The records that follow must be reproduced in full, exactly as written.

*****

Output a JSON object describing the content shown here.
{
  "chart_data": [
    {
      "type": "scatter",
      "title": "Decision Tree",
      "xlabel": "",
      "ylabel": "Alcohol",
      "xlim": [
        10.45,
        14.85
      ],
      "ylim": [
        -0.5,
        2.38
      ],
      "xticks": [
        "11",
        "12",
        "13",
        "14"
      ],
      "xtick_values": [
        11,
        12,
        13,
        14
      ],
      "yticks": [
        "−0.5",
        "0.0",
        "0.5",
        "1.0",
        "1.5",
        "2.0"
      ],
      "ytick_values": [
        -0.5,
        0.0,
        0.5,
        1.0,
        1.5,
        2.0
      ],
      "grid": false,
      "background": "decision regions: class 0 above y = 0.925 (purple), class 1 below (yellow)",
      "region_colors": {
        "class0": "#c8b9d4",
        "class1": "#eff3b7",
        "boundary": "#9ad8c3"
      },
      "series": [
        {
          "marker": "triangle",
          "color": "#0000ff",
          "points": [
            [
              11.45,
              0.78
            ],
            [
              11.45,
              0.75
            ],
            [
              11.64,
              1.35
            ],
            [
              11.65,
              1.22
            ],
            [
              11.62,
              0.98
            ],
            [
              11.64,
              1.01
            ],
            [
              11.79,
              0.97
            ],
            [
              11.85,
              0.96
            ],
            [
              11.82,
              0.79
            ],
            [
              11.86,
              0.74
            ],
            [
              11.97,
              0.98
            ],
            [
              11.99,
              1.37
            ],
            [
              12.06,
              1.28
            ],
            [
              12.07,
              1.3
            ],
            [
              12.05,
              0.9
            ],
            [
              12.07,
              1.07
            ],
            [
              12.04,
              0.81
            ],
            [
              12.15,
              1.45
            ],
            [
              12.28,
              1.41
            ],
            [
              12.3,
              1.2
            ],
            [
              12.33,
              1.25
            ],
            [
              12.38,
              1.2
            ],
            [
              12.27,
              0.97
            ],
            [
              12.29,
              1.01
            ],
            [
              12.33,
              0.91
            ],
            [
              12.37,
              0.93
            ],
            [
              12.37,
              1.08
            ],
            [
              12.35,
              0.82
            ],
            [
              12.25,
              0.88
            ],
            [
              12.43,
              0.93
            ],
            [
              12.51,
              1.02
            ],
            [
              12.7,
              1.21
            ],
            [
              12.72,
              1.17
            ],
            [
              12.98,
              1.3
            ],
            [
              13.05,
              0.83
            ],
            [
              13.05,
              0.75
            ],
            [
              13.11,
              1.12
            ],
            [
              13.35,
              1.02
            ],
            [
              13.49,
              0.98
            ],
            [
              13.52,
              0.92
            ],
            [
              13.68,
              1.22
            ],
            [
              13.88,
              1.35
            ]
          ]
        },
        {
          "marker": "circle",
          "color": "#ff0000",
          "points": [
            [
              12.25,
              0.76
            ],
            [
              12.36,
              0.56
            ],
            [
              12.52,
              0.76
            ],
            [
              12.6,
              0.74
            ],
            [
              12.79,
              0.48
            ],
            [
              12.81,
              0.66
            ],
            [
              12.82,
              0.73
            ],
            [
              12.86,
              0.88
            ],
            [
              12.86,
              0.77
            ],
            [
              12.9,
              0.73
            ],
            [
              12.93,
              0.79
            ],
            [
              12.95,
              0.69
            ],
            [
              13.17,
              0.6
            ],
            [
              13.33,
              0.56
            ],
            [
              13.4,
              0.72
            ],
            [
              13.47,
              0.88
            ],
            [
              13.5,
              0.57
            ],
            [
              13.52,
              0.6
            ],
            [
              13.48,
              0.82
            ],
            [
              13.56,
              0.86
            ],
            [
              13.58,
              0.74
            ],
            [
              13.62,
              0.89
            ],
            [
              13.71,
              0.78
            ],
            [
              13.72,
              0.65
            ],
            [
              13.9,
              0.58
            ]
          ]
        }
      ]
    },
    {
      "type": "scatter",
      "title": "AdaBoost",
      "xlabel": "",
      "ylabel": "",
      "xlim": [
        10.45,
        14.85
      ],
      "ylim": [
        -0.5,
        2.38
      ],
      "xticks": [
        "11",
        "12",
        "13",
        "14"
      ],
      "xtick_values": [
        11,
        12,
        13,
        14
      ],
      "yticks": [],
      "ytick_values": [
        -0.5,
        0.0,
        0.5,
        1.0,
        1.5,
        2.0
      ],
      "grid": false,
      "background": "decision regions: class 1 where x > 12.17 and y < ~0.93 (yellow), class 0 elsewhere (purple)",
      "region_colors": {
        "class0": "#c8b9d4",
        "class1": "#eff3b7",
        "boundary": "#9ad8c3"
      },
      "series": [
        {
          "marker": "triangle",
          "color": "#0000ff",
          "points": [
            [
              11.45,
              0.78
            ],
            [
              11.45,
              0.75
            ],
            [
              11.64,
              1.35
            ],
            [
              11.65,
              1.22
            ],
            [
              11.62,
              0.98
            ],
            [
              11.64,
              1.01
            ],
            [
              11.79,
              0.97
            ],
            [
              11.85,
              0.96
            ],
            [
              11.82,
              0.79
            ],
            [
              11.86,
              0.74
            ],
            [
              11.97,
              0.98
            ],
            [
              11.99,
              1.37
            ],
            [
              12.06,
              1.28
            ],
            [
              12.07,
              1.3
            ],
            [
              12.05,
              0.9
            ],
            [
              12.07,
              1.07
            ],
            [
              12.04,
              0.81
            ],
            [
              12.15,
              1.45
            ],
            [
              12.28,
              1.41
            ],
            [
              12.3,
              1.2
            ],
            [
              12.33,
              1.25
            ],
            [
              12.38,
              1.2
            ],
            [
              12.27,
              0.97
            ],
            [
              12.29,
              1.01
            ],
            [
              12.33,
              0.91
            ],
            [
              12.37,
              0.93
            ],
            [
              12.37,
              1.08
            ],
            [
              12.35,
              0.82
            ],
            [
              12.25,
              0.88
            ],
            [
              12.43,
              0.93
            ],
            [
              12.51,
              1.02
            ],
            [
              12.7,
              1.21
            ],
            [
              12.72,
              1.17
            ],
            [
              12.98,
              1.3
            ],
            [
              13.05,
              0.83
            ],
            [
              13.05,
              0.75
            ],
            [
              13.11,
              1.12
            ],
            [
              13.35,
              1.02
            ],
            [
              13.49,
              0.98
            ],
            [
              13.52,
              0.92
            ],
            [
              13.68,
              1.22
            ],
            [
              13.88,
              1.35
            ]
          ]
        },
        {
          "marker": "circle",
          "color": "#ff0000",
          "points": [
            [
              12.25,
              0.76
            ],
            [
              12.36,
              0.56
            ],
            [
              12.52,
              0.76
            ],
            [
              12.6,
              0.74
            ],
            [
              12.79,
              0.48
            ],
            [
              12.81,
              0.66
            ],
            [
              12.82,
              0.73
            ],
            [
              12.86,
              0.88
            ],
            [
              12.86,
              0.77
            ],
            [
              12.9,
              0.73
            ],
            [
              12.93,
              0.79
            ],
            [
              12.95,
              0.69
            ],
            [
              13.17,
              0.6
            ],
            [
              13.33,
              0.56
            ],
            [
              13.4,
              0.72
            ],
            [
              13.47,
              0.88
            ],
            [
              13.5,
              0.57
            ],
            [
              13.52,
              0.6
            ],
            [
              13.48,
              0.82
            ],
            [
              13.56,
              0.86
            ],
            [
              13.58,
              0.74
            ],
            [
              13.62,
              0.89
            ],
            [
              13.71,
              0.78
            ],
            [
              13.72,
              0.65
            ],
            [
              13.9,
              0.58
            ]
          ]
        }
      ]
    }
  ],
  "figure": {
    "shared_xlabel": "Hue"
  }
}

*****

#### Response to the task
Output a JSON object describing the content shown here.
{
  "chart_data": [
    {
      "type": "scatter",
      "title": "Decision Tree",
      "xlabel": "",
      "ylabel": "Alcohol",
      "xlim": [
        10.45,
        14.85
      ],
      "ylim": [
        -0.5,
        2.38
      ],
      "xticks": [
        "11",
        "12",
        "13",
        "14"
      ],
      "xtick_values": [
        11,
        12,
        13,
        14
      ],
      "yticks": [
        "−0.5",
        "0.0",
        "0.5",
        "1.0",
        "1.5",
        "2.0"
      ],
      "ytick_values": [
        -0.5,
        0.0,
        0.5,
        1.0,
        1.5,
        2.0
      ],
      "grid": false,
      "background": "decision regions: class 0 above y = 0.925 (purple), class 1 below (yellow)",
      "region_colors": {
        "class0": "#c8b9d4",
        "class1": "#eff3b7",
        "boundary": "#9ad8c3"
      },
      "series": [
        {
          "marker": "triangle",
          "color": "#0000ff",
          "points": [
            [
              11.45,
              0.78
            ],
            [
              11.45,
              0.75
            ],
            [
              11.64,
              1.35
            ],
            [
              11.65,
              1.22
            ],
            [
              11.62,
              0.98
            ],
            [
              11.64,
              1.01
            ],
            [
              11.79,
              0.97
            ],
            [
              11.85,
              0.96
            ],
            [
              11.82,
              0.79
            ],
            [
              11.86,
              0.74
            ],
            [
              11.97,
              0.98
            ],
            [
              11.99,
              1.37
            ],
            [
              12.06,
              1.28
            ],
            [
              12.07,
              1.3
            ],
            [
              12.05,
              0.9
            ],
            [
              12.07,
              1.07
            ],
            [
              12.04,
              0.81
            ],
            [
              12.15,
              1.45
            ],
            [
              12.28,
              1.41
            ],
            [
              12.3,
              1.2
            ],
            [
              12.33,
              1.25
            ],
            [
              12.38,
              1.2
            ],
            [
              12.27,
              0.97
            ],
            [
              12.29,
              1.01
            ],
            [
              12.33,
              0.91
            ],
            [
              12.37,
              0.93
            ],
            [
              12.37,
              1.08
            ],
            [
              12.35,
              0.82
            ],
            [
              12.25,
              0.88
            ],
            [
              12.43,
              0.93
            ],
            [
              12.51,
              1.02
            ],
            [
              12.7,
              1.21
            ],
            [
              12.72,
              1.17
            ],
            [
              12.98,
              1.3
            ],
            [
              13.05,
              0.83
            ],
            [
              13.05,
              0.75
            ],
            [
              13.11,
              1.12
            ],
            [
              13.35,
              1.02
            ],
            [
              13.49,
              0.98
            ],
            [
              13.52,
              0.92
            ],
            [
              13.68,
              1.22
            ],
            [
              13.88,
              1.35
            ]
          ]
        },
        {
          "marker": "circle",
          "color": "#ff0000",
          "points": [
            [
              12.25,
              0.76
            ],
            [
              12.36,
              0.56
            ],
            [
              12.52,
              0.76
            ],
            [
              12.6,
              0.74
            ],
            [
              12.79,
              0.48
            ],
            [
              12.81,
              0.66
            ],
            [
              12.82,
              0.73
            ],
            [
              12.86,
              0.88
            ],
            [
              12.86,
              0.77
            ],
            [
              12.9,
              0.73
            ],
            [
              12.93,
              0.79
            ],
            [
              12.95,
              0.69
            ],
            [
              13.17,
              0.6
            ],
            [
              13.33,
              0.56
            ],
            [
              13.4,
              0.72
            ],
            [
              13.47,
              0.88
            ],
            [
              13.5,
              0.57
            ],
            [
              13.52,
              0.6
            ],
            [
              13.48,
              0.82
            ],
            [
              13.56,
              0.86
            ],
            [
              13.58,
              0.74
            ],
            [
              13.62,
              0.89
            ],
            [
              13.71,
              0.78
            ],
            [
              13.72,
              0.65
            ],
            [
              13.9,
              0.58
            ]
          ]
        }
      ]
    },
    {
      "type": "scatter",
      "title": "AdaBoost",
      "xlabel": "",
      "ylabel": "",
      "xlim": [
        10.45,
        14.85
      ],
      "ylim": [
        -0.5,
        2.38
      ],
      "xticks": [
        "11",
        "12",
        "13",
        "14"
      ],
      "xtick_values": [
        11,
        12,
        13,
        14
      ],
      "yticks": [],
      "ytick_values": [
        -0.5,
        0.0,
        0.5,
        1.0,
        1.5,
        2.0
      ],
      "grid": false,
      "background": "decision regions: class 1 where x > 12.17 and y < ~0.93 (yellow), class 0 elsewhere (purple)",
      "region_colors": {
        "class0": "#c8b9d4",
        "class1": "#eff3b7",
        "boundary": "#9ad8c3"
      },
      "series": [
        {
          "marker": "triangle",
          "color": "#0000ff",
          "points": [
            [
              11.45,
              0.78
            ],
            [
              11.45,
              0.75
            ],
            [
              11.64,
              1.35
            ],
            [
              11.65,
              1.22
            ],
            [
              11.62,
              0.98
            ],
            [
              11.64,
              1.01
            ],
            [
              11.79,
              0.97
            ],
            [
              11.85,
              0.96
            ],
            [
              11.82,
              0.79
            ],
            [
              11.86,
              0.74
            ],
            [
              11.97,
              0.98
            ],
            [
              11.99,
              1.37
            ],
            [
              12.06,
              1.28
            ],
            [
              12.07,
              1.3
            ],
            [
              12.05,
              0.9
            ],
            [
              12.07,
              1.07
            ],
            [
              12.04,
              0.81
            ],
            [
              12.15,
              1.45
            ],
            [
              12.28,
              1.41
            ],
            [
              12.3,
              1.2
            ],
            [
              12.33,
              1.25
            ],
            [
              12.38,
              1.2
            ],
            [
              12.27,
              0.97
            ],
            [
              12.29,
              1.01
            ],
            [
              12.33,
              0.91
            ],
            [
              12.37,
              0.93
            ],
            [
              12.37,
              1.08
            ],
            [
              12.35,
              0.82
            ],
            [
              12.25,
              0.88
            ],
            [
              12.43,
              0.93
            ],
            [
              12.51,
              1.02
            ],
            [
              12.7,
              1.21
            ],
            [
              12.72,
              1.17
            ],
            [
              12.98,
              1.3
            ],
            [
              13.05,
              0.83
            ],
            [
              13.05,
              0.75
            ],
            [
              13.11,
              1.12
            ],
            [
              13.35,
              1.02
            ],
            [
              13.49,
              0.98
            ],
            [
              13.52,
              0.92
            ],
            [
              13.68,
              1.22
            ],
            [
              13.88,
              1.35
            ]
          ]
        },
        {
          "marker": "circle",
          "color": "#ff0000",
          "points": [
            [
              12.25,
              0.76
            ],
            [
              12.36,
              0.56
            ],
            [
              12.52,
              0.76
            ],
            [
              12.6,
              0.74
            ],
            [
              12.79,
              0.48
            ],
            [
              12.81,
              0.66
            ],
            [
              12.82,
              0.73
            ],
            [
              12.86,
              0.88
            ],
            [
              12.86,
              0.77
            ],
            [
              12.9,
              0.73
            ],
            [
              12.93,
              0.79
            ],
            [
              12.95,
              0.69
            ],
            [
              13.17,
              0.6
            ],
            [
              13.33,
              0.56
            ],
            [
              13.4,
              0.72
            ],
            [
              13.47,
              0.88
            ],
            [
              13.5,
              0.57
            ],
            [
              13.52,
              0.6
            ],
            [
              13.48,
              0.82
            ],
            [
              13.56,
              0.86
            ],
            [
              13.58,
              0.74
            ],
            [
              13.62,
              0.89
            ],
            [
              13.71,
              0.78
            ],
            [
              13.72,
              0.65
            ],
            [
              13.9,
              0.58
            ]
          ]
        }
      ]
    }
  ],
  "figure": {
    "shared_xlabel": "Hue"
  }
}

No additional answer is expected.